Given problem: Copy out all lines that hold "JSON".

----

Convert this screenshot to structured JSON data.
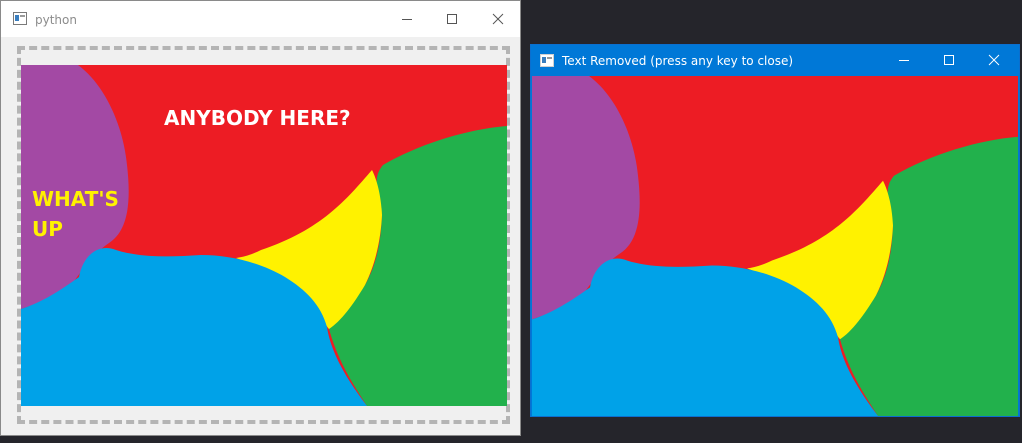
{
  "window_source": {
    "title": "python",
    "controls": {
      "minimize_icon": "minimize-icon",
      "maximize_icon": "maximize-icon",
      "close_icon": "close-icon"
    },
    "overlay_texts": {
      "top": "ANYBODY HERE?",
      "left": "WHAT'S\nUP"
    }
  },
  "window_result": {
    "title": "Text Removed (press any key to close)",
    "controls": {
      "minimize_icon": "minimize-icon",
      "maximize_icon": "maximize-icon",
      "close_icon": "close-icon"
    }
  },
  "colors": {
    "purple": "#a349a4",
    "red": "#ed1c24",
    "green": "#22b14c",
    "yellow": "#fff200",
    "blue": "#00a2e8",
    "text_yellow": "#fff200",
    "text_white": "#ffffff",
    "active_titlebar": "#0078d7",
    "desktop": "#25252b"
  }
}
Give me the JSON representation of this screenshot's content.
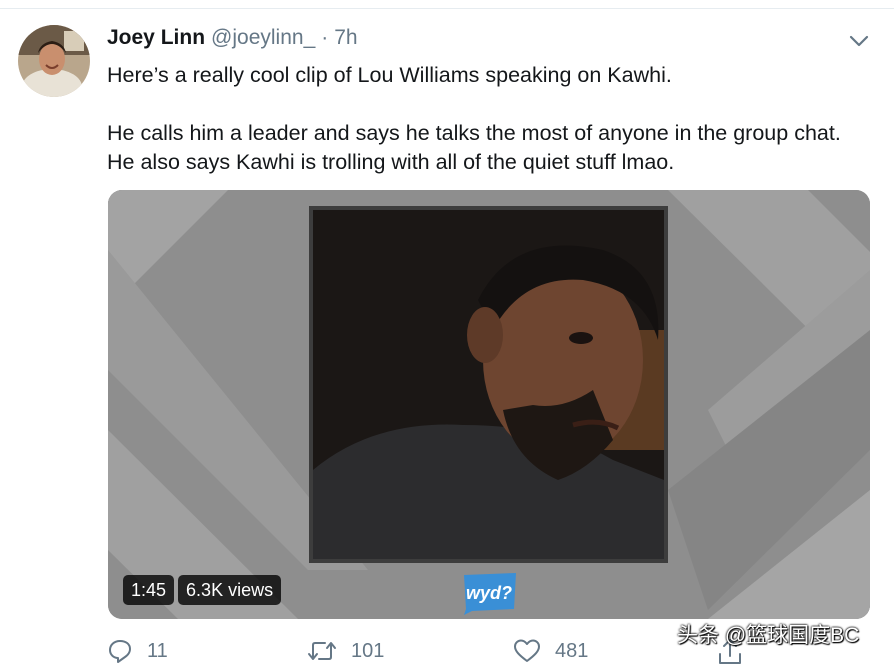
{
  "tweet": {
    "display_name": "Joey Linn",
    "handle": "@joeylinn_",
    "separator": "·",
    "time": "7h",
    "text_lines": [
      "Here’s a really cool clip of Lou Williams speaking on Kawhi.",
      "He calls him a leader and says he talks the most of anyone in the group chat.",
      "He also says Kawhi is trolling with all of the quiet stuff lmao."
    ]
  },
  "media": {
    "duration": "1:45",
    "views": "6.3K views",
    "logo_text": "wyd?"
  },
  "actions": {
    "reply_count": "11",
    "retweet_count": "101",
    "like_count": "481"
  },
  "icons": {
    "caret": "chevron-down-icon",
    "reply": "reply-icon",
    "retweet": "retweet-icon",
    "like": "heart-icon",
    "share": "share-icon"
  },
  "colors": {
    "primary_text": "#14171a",
    "secondary_text": "#657786",
    "divider": "#e6ecf0"
  },
  "watermark": "头条 @篮球国度BC"
}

----

Result below:
Convert this screenshot to structured JSON data.
Give me the JSON representation of this screenshot's content.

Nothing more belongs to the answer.